実施課題. 以下のデータについて、冒頭から「The applied magnetic」を含む行まで（当該行を含む）を一字一句違えずに書き写してください。

═════ 提供データ

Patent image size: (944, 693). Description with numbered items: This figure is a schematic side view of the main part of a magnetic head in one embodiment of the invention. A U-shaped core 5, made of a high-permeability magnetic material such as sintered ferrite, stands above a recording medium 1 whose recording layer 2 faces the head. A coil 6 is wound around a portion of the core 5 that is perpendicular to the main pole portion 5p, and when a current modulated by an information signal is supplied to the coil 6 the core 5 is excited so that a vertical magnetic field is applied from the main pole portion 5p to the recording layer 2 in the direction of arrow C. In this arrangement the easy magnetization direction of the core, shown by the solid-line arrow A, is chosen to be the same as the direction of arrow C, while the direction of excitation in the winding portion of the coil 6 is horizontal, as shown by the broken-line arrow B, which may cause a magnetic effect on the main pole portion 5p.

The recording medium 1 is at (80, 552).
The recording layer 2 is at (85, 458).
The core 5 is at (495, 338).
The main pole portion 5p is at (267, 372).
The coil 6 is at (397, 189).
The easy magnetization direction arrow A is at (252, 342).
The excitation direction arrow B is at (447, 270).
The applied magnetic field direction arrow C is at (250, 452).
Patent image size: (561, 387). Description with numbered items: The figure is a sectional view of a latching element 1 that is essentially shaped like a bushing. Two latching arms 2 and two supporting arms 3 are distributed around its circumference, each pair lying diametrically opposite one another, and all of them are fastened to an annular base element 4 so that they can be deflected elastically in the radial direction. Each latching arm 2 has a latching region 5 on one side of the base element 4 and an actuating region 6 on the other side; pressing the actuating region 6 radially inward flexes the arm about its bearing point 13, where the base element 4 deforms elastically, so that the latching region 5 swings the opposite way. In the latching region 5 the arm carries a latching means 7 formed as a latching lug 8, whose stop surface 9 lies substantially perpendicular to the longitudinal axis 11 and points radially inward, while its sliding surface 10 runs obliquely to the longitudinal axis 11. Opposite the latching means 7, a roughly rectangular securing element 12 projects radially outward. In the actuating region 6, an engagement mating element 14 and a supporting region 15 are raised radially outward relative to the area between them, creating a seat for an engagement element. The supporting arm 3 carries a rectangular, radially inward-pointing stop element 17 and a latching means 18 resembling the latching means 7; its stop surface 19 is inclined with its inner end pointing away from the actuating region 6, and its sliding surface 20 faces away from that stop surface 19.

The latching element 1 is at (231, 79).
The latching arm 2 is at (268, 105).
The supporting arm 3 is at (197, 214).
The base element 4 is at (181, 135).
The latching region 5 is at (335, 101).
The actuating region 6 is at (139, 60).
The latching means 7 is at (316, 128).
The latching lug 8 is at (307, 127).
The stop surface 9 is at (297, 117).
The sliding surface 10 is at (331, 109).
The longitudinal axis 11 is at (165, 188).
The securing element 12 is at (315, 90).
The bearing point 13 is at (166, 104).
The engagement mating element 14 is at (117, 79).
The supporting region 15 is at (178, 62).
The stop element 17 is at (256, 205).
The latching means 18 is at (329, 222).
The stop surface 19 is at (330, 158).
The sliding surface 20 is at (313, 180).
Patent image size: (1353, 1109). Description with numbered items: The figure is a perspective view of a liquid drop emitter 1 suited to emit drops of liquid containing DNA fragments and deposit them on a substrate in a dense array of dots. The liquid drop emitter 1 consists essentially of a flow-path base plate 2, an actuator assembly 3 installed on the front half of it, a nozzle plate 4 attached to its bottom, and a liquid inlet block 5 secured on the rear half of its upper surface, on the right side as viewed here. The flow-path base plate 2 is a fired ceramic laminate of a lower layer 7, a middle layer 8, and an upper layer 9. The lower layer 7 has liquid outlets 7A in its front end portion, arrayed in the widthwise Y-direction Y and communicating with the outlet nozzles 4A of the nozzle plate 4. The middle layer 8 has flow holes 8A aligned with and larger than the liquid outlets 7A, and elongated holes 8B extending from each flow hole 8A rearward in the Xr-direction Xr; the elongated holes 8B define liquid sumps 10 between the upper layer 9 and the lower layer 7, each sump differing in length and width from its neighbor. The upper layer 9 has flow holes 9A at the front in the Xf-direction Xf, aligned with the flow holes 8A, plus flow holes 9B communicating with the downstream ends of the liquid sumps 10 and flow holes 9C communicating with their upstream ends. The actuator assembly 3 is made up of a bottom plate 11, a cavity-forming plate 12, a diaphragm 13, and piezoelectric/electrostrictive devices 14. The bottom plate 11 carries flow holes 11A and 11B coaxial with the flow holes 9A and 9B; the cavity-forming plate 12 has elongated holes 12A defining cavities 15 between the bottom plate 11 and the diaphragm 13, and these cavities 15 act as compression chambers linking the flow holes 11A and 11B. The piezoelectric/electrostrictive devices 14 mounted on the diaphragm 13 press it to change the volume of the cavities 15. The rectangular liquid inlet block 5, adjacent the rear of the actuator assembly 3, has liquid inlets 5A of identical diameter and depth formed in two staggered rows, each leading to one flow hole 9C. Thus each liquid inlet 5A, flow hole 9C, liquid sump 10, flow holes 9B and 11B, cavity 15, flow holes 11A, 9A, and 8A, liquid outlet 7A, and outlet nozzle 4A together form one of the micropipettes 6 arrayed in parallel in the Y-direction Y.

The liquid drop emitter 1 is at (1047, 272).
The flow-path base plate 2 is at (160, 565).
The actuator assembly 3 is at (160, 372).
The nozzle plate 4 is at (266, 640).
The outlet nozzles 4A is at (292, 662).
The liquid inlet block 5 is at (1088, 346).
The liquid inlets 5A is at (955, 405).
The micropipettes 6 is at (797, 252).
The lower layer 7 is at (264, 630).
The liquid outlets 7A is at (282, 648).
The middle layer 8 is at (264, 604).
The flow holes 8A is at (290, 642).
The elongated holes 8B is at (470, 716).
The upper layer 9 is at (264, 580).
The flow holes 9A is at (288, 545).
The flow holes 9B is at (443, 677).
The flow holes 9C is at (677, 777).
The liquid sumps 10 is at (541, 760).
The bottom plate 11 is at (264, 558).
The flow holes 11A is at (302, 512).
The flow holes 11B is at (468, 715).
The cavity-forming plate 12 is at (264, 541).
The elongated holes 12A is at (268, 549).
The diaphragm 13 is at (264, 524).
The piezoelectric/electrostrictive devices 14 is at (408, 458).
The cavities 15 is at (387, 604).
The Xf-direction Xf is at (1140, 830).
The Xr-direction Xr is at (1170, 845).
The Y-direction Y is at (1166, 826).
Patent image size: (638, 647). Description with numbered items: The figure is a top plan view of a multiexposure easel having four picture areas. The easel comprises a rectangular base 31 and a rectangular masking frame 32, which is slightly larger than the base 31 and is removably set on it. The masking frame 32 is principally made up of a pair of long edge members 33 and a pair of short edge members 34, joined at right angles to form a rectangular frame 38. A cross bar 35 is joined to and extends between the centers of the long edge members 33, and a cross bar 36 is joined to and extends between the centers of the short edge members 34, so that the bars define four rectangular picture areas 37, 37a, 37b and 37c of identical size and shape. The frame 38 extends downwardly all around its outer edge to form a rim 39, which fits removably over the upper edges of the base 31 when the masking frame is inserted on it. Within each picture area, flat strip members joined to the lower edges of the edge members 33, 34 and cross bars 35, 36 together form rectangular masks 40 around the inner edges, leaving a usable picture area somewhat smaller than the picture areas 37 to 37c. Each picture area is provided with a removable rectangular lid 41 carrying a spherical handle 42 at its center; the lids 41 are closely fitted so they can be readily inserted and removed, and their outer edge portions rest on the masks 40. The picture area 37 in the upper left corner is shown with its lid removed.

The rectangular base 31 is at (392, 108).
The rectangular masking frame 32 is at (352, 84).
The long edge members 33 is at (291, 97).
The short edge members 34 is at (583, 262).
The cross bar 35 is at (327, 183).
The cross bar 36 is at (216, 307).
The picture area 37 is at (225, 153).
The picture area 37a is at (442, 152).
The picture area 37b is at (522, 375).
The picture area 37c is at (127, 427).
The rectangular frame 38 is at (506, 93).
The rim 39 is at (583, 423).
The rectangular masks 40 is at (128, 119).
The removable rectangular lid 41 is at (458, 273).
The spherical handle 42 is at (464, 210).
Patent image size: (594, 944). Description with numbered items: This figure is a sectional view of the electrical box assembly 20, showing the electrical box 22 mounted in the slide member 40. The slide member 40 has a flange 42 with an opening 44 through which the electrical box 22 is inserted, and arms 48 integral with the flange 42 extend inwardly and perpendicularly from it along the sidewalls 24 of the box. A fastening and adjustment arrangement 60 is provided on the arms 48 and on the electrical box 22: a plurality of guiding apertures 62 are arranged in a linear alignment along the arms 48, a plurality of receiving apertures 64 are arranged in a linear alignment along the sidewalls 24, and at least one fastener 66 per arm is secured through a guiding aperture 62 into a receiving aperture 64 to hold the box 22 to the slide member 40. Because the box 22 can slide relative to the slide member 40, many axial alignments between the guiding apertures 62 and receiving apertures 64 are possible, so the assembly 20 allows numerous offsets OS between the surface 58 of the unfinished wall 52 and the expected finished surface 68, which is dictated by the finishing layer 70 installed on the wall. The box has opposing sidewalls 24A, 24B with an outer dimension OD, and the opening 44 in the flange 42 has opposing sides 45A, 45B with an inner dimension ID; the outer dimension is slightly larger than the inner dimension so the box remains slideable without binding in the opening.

══════════

解答例.
Patent image size: (944, 693). Description with numbered items: This figure is a schematic side view of the main part of a magnetic head in one embodiment of the invention. A U-shaped core 5, made of a high-permeability magnetic material such as sintered ferrite, stands above a recording medium 1 whose recording layer 2 faces the head. A coil 6 is wound around a portion of the core 5 that is perpendicular to the main pole portion 5p, and when a current modulated by an information signal is supplied to the coil 6 the core 5 is excited so that a vertical magnetic field is applied from the main pole portion 5p to the recording layer 2 in the direction of arrow C. In this arrangement the easy magnetization direction of the core, shown by the solid-line arrow A, is chosen to be the same as the direction of arrow C, while the direction of excitation in the winding portion of the coil 6 is horizontal, as shown by the broken-line arrow B, which may cause a magnetic effect on the main pole portion 5p.

The recording medium 1 is at (80, 552).
The recording layer 2 is at (85, 458).
The core 5 is at (495, 338).
The main pole portion 5p is at (267, 372).
The coil 6 is at (397, 189).
The easy magnetization direction arrow A is at (252, 342).
The excitation direction arrow B is at (447, 270).
The applied magnetic field direction arrow C is at (250, 452).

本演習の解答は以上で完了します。